* start *

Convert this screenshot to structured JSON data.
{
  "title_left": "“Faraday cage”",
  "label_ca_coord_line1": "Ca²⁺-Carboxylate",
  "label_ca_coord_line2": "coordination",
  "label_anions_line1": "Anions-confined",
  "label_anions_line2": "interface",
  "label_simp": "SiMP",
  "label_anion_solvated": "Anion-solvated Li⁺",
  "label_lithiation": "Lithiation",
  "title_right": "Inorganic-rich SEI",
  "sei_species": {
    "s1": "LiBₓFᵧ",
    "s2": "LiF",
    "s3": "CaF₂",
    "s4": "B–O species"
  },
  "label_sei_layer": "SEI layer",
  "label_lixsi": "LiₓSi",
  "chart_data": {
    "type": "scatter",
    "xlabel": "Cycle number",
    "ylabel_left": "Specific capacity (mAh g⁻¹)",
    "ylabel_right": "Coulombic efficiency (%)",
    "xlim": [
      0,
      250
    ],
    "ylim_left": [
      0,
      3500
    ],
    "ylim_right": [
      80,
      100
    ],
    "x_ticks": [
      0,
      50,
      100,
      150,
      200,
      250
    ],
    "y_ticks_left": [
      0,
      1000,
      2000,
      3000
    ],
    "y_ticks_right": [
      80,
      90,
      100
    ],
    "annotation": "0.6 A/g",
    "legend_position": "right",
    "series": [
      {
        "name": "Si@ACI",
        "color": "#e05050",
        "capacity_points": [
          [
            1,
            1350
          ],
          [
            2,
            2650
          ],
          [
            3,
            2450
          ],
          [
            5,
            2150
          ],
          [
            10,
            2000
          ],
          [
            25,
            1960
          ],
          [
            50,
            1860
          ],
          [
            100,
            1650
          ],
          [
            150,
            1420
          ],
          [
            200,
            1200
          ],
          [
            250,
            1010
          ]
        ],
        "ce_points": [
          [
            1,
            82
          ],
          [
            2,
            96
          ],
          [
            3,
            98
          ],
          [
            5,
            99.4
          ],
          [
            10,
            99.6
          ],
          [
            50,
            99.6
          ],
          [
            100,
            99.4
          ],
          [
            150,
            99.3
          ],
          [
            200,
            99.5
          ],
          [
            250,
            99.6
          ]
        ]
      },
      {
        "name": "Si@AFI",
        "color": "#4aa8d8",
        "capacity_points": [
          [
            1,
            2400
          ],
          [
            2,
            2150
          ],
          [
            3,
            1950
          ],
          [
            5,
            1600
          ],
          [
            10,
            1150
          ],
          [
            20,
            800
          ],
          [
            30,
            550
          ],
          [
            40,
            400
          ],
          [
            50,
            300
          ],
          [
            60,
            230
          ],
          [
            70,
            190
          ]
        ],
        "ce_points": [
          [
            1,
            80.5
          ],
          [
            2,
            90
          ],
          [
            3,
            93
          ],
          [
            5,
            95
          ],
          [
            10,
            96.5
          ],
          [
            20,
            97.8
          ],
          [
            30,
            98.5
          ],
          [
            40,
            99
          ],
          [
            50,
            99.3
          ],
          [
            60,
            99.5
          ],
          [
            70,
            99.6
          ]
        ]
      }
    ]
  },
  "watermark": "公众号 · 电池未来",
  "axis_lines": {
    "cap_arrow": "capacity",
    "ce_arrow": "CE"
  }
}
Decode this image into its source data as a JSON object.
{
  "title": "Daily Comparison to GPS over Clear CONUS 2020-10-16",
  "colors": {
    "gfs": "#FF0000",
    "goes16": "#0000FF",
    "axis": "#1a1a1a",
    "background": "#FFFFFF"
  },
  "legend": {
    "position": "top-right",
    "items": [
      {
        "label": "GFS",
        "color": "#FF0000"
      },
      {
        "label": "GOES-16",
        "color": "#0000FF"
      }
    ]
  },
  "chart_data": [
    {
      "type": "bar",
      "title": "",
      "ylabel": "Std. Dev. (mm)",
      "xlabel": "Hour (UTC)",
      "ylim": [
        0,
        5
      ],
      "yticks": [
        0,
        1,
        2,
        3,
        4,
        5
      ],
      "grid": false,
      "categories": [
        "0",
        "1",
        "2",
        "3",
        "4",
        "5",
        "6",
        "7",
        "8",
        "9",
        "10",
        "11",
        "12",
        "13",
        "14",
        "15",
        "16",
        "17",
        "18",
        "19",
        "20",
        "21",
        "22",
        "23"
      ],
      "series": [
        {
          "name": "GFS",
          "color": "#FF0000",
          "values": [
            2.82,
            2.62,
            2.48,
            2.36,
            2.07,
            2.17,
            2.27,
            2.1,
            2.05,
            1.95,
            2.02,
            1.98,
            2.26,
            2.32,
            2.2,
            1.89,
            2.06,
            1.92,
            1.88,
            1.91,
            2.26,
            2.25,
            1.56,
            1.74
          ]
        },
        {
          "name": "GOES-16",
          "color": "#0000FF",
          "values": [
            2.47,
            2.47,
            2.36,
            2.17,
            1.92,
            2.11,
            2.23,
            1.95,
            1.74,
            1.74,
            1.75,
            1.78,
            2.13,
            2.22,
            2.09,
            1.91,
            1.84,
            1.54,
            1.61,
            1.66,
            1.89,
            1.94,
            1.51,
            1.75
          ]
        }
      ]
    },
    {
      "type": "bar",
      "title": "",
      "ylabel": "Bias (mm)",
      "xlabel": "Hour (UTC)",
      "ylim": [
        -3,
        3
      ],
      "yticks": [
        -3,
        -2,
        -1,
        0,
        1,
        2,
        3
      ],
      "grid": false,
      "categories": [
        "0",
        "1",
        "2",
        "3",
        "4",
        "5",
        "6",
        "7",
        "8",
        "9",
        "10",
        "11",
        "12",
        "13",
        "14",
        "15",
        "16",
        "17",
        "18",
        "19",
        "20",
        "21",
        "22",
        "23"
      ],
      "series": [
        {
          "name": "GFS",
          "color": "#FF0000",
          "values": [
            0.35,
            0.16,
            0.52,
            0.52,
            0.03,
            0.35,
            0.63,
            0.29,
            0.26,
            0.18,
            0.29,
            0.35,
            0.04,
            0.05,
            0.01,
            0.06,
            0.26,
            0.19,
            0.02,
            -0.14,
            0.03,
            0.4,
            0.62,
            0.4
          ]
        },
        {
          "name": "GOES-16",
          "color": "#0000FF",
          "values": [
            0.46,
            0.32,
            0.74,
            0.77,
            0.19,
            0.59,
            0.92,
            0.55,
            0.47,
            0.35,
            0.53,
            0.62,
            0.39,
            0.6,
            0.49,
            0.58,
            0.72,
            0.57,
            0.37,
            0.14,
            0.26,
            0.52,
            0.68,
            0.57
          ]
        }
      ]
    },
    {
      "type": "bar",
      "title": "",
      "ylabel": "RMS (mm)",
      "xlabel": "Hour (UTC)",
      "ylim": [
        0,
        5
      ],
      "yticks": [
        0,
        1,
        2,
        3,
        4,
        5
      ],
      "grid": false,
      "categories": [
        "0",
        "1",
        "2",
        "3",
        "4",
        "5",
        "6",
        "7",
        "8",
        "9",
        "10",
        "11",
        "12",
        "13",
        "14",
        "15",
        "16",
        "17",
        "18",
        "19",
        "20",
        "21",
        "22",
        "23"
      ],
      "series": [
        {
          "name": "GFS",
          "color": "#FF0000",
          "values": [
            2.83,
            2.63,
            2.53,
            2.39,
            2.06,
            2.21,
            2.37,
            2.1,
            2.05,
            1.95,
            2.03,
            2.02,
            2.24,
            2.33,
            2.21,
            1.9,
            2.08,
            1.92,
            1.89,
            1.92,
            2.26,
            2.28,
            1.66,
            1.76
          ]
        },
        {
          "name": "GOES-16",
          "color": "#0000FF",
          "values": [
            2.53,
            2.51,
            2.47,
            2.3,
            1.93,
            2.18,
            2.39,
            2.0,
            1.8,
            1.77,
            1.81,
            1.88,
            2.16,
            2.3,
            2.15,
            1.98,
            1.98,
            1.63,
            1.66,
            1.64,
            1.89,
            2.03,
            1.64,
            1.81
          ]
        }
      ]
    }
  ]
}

* end *

Search the entries for the word "this", then list each line that holds it.

Expected answer:
Convert this screenshot to structured JSON data.
Decode this image into its source data as a JSON object.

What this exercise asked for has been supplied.